◆ YOUR INSTRUCTIONS ◆
Find the lines containing the word "AGPL" and copy every one of them.

[Stored data entries]
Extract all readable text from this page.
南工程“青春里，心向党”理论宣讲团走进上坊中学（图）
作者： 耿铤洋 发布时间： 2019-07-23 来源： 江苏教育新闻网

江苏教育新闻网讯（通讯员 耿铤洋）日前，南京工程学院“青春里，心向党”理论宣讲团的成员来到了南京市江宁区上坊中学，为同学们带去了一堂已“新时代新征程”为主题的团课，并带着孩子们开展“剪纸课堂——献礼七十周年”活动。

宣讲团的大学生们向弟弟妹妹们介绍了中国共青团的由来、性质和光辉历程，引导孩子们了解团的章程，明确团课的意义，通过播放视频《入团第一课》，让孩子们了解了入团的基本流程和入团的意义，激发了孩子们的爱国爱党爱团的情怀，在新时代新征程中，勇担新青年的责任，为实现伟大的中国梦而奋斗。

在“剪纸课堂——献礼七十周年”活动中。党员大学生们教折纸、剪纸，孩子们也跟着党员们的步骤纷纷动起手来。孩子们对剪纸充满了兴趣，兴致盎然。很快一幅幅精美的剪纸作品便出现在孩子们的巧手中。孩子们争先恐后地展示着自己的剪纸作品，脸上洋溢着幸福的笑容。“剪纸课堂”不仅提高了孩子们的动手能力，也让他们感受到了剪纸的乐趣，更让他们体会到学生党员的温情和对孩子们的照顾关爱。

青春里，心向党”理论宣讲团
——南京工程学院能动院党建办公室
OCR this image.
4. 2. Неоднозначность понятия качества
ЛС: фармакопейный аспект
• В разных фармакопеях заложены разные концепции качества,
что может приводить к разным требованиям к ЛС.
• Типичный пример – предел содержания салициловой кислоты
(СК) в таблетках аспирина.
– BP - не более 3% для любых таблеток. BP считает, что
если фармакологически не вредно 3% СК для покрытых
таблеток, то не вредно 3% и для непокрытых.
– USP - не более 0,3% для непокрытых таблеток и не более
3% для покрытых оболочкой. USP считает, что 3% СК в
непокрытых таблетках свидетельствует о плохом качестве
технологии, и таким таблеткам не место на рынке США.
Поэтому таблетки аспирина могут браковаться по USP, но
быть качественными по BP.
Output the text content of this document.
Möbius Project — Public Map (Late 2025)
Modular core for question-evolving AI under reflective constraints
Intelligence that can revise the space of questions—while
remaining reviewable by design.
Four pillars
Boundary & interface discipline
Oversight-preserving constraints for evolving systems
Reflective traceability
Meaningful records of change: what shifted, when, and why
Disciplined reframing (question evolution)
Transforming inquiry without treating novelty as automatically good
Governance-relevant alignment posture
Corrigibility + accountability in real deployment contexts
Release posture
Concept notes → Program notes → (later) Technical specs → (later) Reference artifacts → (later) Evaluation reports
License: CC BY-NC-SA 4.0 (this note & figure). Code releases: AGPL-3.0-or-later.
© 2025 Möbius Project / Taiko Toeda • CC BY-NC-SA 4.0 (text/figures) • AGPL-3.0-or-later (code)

==

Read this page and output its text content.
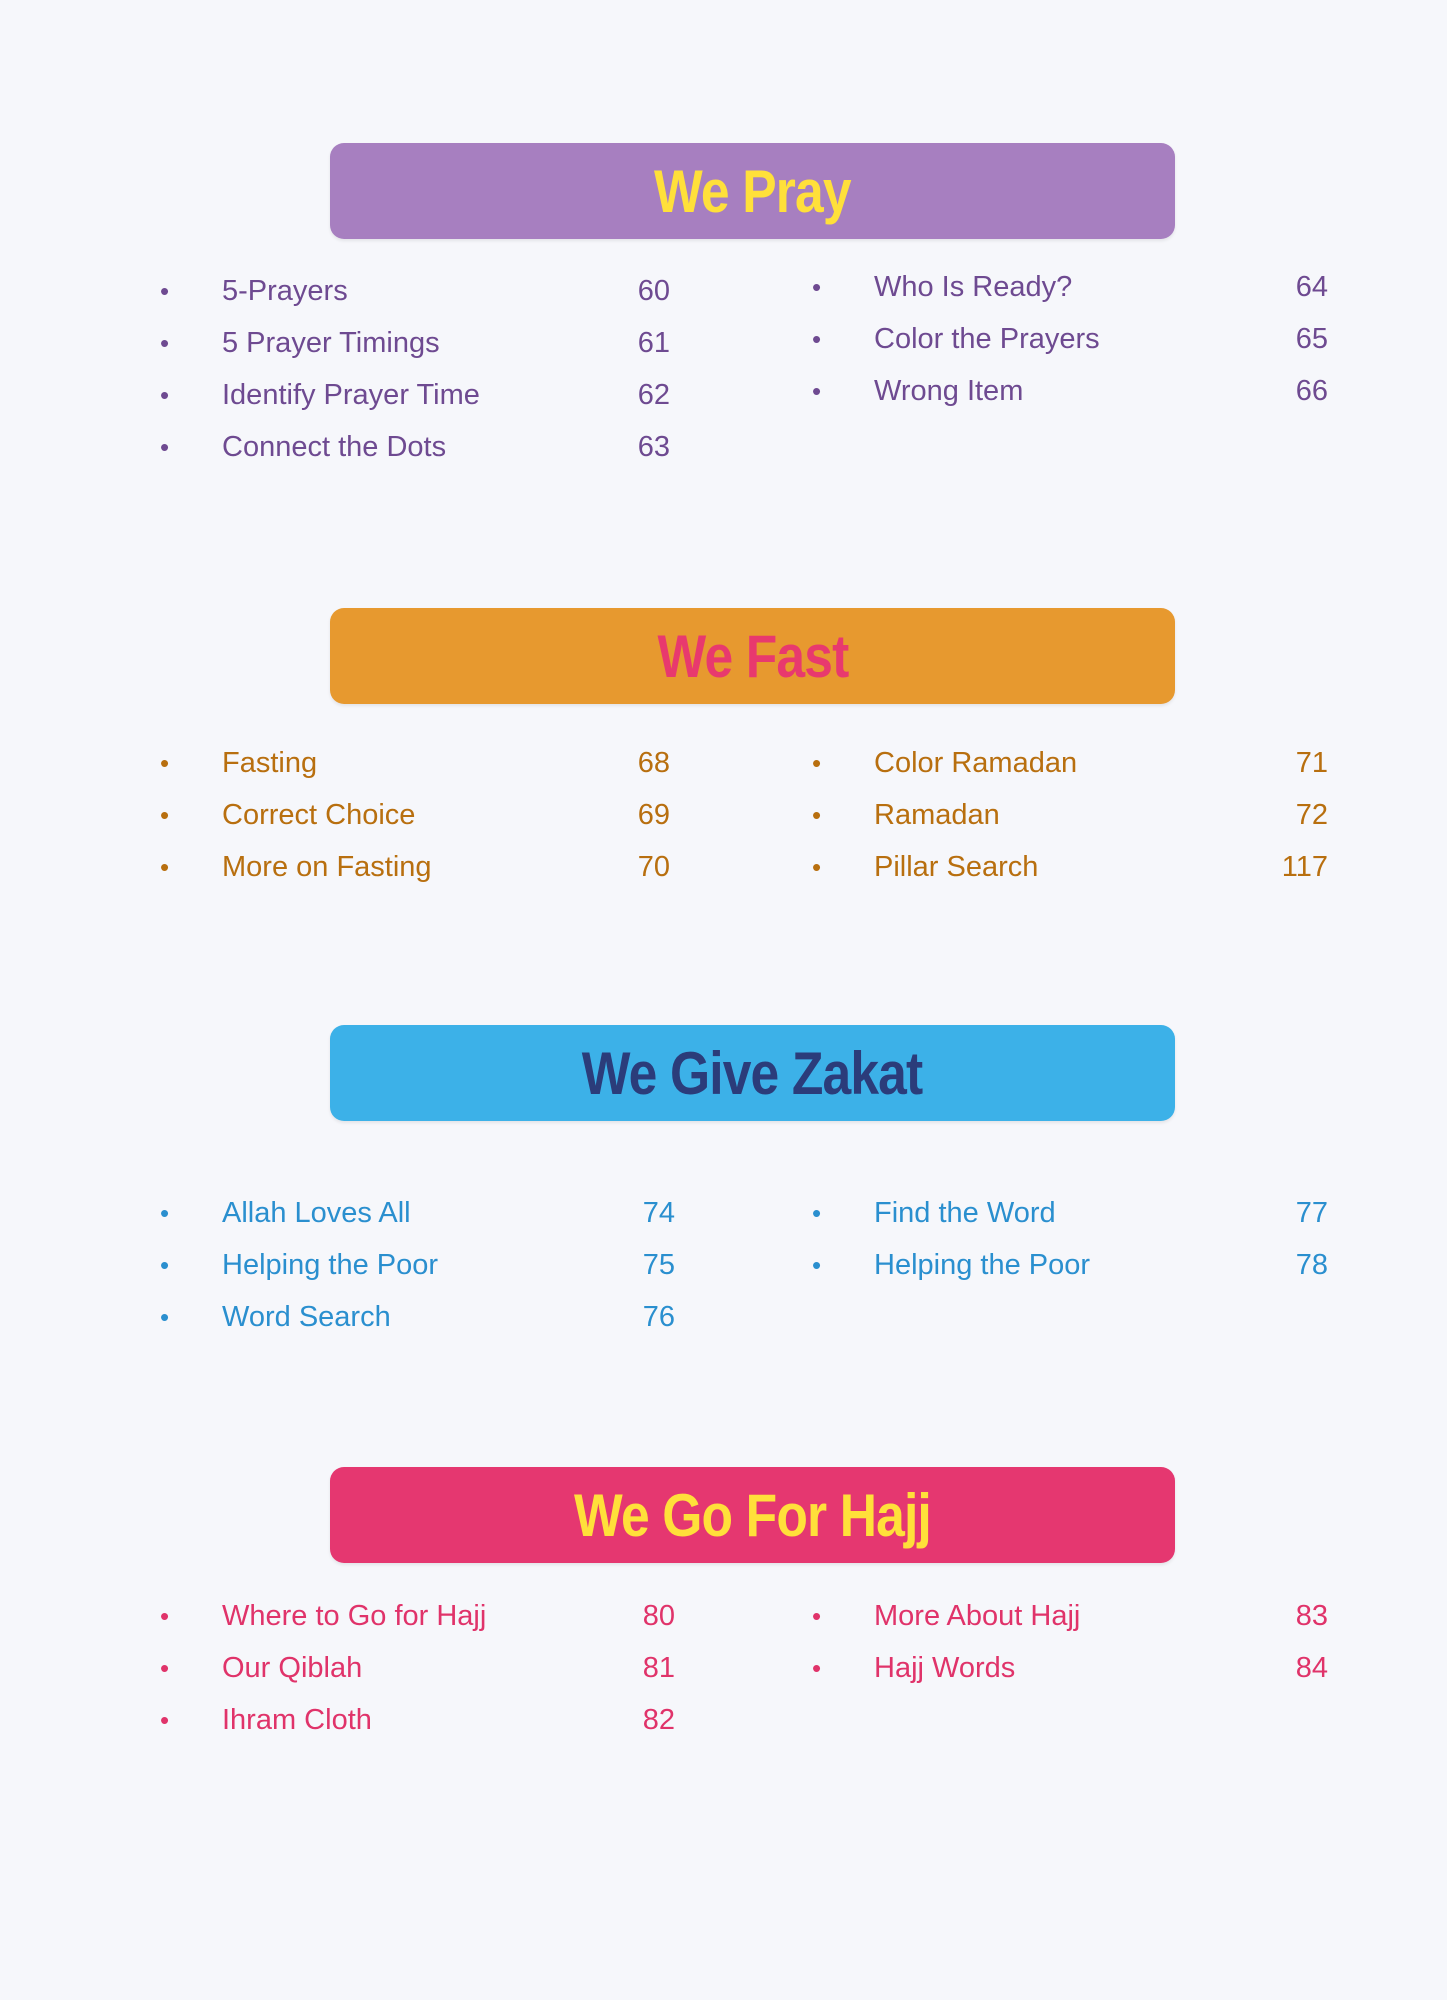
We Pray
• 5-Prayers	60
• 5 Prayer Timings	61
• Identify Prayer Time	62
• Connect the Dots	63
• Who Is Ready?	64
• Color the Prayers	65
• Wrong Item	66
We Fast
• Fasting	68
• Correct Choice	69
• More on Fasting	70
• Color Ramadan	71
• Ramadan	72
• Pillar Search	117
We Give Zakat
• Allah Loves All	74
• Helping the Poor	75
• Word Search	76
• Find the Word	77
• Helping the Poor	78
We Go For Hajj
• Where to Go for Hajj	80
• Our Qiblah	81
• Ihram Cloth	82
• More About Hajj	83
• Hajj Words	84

◆ FINAL ANSWER ◆
License: CC BY-NC-SA 4.0 (this note & figure). Code releases: AGPL-3.0-or-later.
© 2025 Möbius Project / Taiko Toeda • CC BY-NC-SA 4.0 (text/figures) • AGPL-3.0-or-later (code)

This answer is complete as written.